Permintaan Tertulis 1 :: Sebutkan semua dongeng impor yang dicontohkan dalam artikel tentang mendongeng di bawah ini.
Permintaan Tertulis 2 :: Salin kembali bagian artikel tentang mendongeng di bawah ini dari "Sumber dongeng pun" sampai "oleh para antropolog.", dan tukar "para antropolog" dengan "para peneliti".
Permintaan Tertulis 3 :: Dalam artikel tentang mendongeng di bawah ini, ubah paragraf yang diawali "Selain itu kegiatan mendongeng" menjadi daftar singkat tanpa menghilangkan fakta utamanya.

Halaman ::
*****
Mendongeng Itu Perlu!

Agus Surono

Editor

Mendongeng Itu Perlu!
Mendongeng Itu Perlu!

Intisari-Online.com - Pada zaman serba canggih dan praktis sekarang ini, tradisi mendongeng untuk anak-anak sudah tergusur, termasuk oleh membanjirnya informasi dalam dunia komunikasi yang berkembang cepat. Sepanjang hari mereka dihadapkan pada beragam acara TV. Mereka bisa beralih ke permainan yang tak kalah mengasyikkan, video game, misalnya. Padahal, kegiatan mendongeng sebenarnya bisa tetap memikat dan banyak manfaatnya bagi anak-anak.

Dulu para orangtua mendongeng saat anak berangkat tidur. Dongeng yang dibawakan pun bermacam-macam; bisa lucu, sedih, gembira, mendebarkan. Bentuknya bisa berupa cerita rakyat, legenda, cerita dunia binatang, hingga kehidupan sehari-hari. Misalnya Bawang Merah dan Bawang Putih, Kancil, Timun Mas, atau dongeng-dongeng impor, seperti Cinderella, Hans dan Gretta, Putri Salju dan Tujuh Kurcaci, Peter Pan, dll.

Sumber dongeng pun bermacam-macam, bisa dari mulut ke mulut yang diperoleh dari orangtuanya dulu, dari buku-buku cerita, atau hasil penggalian cerita rakyat yang dilakukan oleh para antropolog.

Meskipun tema maupun sumbernya berbeda, banyak manfaat bisa dipetik dari kegiatan mendongeng. Salah satunya, mendorong anak mencintai buku alias gemar membaca.

Selain itu kegiatan mendongeng mampu mendekatkan hubungan orangtua dan anak serta menanamkan nilai-nilai luhur. Mendongeng juga mampu memberikan pendidikan moral yang membantu anak-anak dalam mengatasi persaingan antarsaudara, konflik dengan orangtua, dan dorongan-dorongan negatif lainnya.

Menurut Lawrence Kutner, Ph.D., psikiater dari Harvard, AS, dongeng penting bagi anak agar dapat memasuki perjalanan hidupnya tanpa risiko. Anak bisa mengatasi masalahnya dengan mengidentifikasikan diri dengan tokoh cerita. Masalah yang dihadapi ketika pertama kali anak masuk sekolah, misalnya, bisa diatasi dengan enak.

Bahkan Prof. Janine Despinette, pakar dan kritikus buku dari Prancis, mengatakan, sejak dini anak perlu belajar mendengarkan cerita yang dibacakan orangtua atau guru mereka, sehingga mereka mampu menghargai nilai-nilai dalam cerita.
*****
Bahan yang Diberikan ::
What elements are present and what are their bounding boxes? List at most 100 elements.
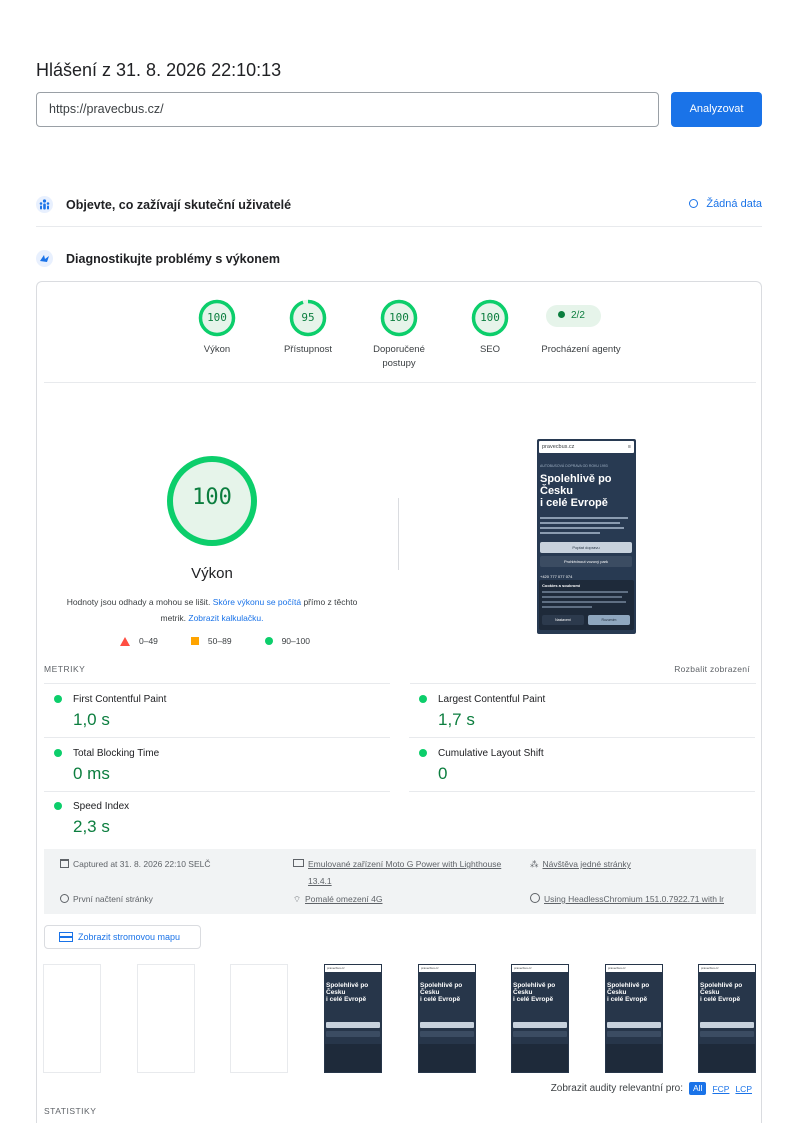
*****
Jawaban Lengkap 1 :: Cinderella, Hans dan Gretta, Putri Salju dan Tujuh Kurcaci, Peter Pan

Jawaban Lengkap 2 ::
Sumber dongeng pun bermacam-macam, bisa dari mulut ke mulut yang diperoleh dari orangtuanya dulu, dari buku-buku cerita, atau hasil penggalian cerita rakyat yang dilakukan oleh para peneliti.

Jawaban Lengkap 3 ::
Manfaat kegiatan mendongeng:
- mendekatkan hubungan orangtua dan anak
- menanamkan nilai-nilai luhur
- memberikan pendidikan moral yang membantu anak mengatasi persaingan antarsaudara, konflik dengan orangtua, dan dorongan negatif lainnya